[Records from a collection]
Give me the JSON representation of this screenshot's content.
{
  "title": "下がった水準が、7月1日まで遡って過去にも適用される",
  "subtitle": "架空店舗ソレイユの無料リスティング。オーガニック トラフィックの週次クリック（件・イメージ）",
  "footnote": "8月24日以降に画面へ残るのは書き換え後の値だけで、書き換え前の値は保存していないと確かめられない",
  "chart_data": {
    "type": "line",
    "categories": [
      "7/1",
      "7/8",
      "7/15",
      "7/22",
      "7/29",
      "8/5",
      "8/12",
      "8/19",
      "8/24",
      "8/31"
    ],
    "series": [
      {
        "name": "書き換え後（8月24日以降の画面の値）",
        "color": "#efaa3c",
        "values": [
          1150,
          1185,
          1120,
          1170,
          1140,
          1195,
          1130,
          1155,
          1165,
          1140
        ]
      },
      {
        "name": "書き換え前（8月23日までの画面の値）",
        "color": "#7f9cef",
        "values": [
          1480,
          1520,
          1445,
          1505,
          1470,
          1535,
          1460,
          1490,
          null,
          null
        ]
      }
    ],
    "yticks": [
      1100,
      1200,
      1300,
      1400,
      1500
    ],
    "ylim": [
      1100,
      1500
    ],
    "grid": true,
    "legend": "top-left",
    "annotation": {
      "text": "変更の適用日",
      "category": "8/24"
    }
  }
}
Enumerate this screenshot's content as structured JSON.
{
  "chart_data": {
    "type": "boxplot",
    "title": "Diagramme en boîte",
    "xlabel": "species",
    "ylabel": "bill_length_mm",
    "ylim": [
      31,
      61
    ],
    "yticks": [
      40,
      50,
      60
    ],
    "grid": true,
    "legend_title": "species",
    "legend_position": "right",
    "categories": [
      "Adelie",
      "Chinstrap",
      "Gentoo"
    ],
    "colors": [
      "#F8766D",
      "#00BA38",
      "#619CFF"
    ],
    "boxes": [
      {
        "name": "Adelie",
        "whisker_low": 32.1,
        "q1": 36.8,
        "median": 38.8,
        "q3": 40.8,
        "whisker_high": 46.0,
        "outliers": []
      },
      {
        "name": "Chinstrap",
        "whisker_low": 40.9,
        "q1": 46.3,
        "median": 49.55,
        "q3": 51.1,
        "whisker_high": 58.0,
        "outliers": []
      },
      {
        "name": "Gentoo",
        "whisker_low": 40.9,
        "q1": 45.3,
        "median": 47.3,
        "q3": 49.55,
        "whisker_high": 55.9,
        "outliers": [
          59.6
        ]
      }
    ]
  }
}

> [PROBLEM REQUIREMENTS]:
Using the listing above, reproduce each line without omission.

> [TASK RESULT]:
Give me the JSON representation of this screenshot's content.
{
  "title": "下がった水準が、7月1日まで遡って過去にも適用される",
  "subtitle": "架空店舗ソレイユの無料リスティング。オーガニック トラフィックの週次クリック（件・イメージ）",
  "footnote": "8月24日以降に画面へ残るのは書き換え後の値だけで、書き換え前の値は保存していないと確かめられない",
  "chart_data": {
    "type": "line",
    "categories": [
      "7/1",
      "7/8",
      "7/15",
      "7/22",
      "7/29",
      "8/5",
      "8/12",
      "8/19",
      "8/24",
      "8/31"
    ],
    "series": [
      {
        "name": "書き換え後（8月24日以降の画面の値）",
        "color": "#efaa3c",
        "values": [
          1150,
          1185,
          1120,
          1170,
          1140,
          1195,
          1130,
          1155,
          1165,
          1140
        ]
      },
      {
        "name": "書き換え前（8月23日までの画面の値）",
        "color": "#7f9cef",
        "values": [
          1480,
          1520,
          1445,
          1505,
          1470,
          1535,
          1460,
          1490,
          null,
          null
        ]
      }
    ],
    "yticks": [
      1100,
      1200,
      1300,
      1400,
      1500
    ],
    "ylim": [
      1100,
      1500
    ],
    "grid": true,
    "legend": "top-left",
    "annotation": {
      "text": "変更の適用日",
      "category": "8/24"
    }
  }
}
Enumerate this screenshot's content as structured JSON.
{
  "chart_data": {
    "type": "boxplot",
    "title": "Diagramme en boîte",
    "xlabel": "species",
    "ylabel": "bill_length_mm",
    "ylim": [
      31,
      61
    ],
    "yticks": [
      40,
      50,
      60
    ],
    "grid": true,
    "legend_title": "species",
    "legend_position": "right",
    "categories": [
      "Adelie",
      "Chinstrap",
      "Gentoo"
    ],
    "colors": [
      "#F8766D",
      "#00BA38",
      "#619CFF"
    ],
    "boxes": [
      {
        "name": "Adelie",
        "whisker_low": 32.1,
        "q1": 36.8,
        "median": 38.8,
        "q3": 40.8,
        "whisker_high": 46.0,
        "outliers": []
      },
      {
        "name": "Chinstrap",
        "whisker_low": 40.9,
        "q1": 46.3,
        "median": 49.55,
        "q3": 51.1,
        "whisker_high": 58.0,
        "outliers": []
      },
      {
        "name": "Gentoo",
        "whisker_low": 40.9,
        "q1": 45.3,
        "median": 47.3,
        "q3": 49.55,
        "whisker_high": 55.9,
        "outliers": [
          59.6
        ]
      }
    ]
  }
}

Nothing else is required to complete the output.